Figure content listings:
^^^^

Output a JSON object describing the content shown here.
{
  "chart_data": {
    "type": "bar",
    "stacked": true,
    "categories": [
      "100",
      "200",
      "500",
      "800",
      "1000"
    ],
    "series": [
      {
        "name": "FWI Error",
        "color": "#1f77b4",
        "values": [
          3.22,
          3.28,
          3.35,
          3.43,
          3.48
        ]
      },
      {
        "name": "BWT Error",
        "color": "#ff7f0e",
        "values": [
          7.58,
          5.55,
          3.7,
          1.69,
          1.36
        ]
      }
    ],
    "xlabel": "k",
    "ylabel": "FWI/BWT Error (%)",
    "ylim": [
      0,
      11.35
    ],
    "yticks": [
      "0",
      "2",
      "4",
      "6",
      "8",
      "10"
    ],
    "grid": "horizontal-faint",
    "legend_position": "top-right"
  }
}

^^^^

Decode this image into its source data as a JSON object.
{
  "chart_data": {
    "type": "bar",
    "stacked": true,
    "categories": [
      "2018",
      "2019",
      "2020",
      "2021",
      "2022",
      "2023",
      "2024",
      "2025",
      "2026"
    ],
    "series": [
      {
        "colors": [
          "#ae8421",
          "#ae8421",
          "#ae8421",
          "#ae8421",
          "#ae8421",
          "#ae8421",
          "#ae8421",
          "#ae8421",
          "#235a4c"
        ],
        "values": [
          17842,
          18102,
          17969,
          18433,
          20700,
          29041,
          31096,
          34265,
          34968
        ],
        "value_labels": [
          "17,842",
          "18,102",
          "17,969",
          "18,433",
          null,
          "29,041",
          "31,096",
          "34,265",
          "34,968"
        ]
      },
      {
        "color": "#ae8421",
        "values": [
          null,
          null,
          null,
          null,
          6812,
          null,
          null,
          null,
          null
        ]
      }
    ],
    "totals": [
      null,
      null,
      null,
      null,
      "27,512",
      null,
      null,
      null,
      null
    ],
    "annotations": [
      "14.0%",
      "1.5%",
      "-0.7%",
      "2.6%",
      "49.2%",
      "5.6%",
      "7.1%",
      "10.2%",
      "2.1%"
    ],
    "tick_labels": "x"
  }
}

^^^^

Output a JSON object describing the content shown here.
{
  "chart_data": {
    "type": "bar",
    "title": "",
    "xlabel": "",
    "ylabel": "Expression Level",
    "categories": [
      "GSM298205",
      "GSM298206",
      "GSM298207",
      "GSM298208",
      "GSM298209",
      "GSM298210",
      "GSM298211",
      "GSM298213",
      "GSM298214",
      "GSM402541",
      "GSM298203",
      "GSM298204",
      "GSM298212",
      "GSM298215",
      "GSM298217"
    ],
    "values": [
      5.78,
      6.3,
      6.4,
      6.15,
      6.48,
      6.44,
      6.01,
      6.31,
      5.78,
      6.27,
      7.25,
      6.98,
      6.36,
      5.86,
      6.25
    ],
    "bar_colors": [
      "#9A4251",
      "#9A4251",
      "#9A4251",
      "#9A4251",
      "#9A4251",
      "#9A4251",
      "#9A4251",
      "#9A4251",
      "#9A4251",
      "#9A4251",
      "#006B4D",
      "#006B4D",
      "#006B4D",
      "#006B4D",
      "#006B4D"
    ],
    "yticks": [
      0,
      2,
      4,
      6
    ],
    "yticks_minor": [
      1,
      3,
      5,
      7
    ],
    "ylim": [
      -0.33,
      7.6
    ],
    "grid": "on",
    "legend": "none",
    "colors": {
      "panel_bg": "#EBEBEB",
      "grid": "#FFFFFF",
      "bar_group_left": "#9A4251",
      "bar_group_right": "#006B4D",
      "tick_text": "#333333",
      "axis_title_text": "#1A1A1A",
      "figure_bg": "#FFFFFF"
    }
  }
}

^^^^

• **Task instructions**
Count the lines of the data that include the string "grid", and give only that number.

• **Written response**
3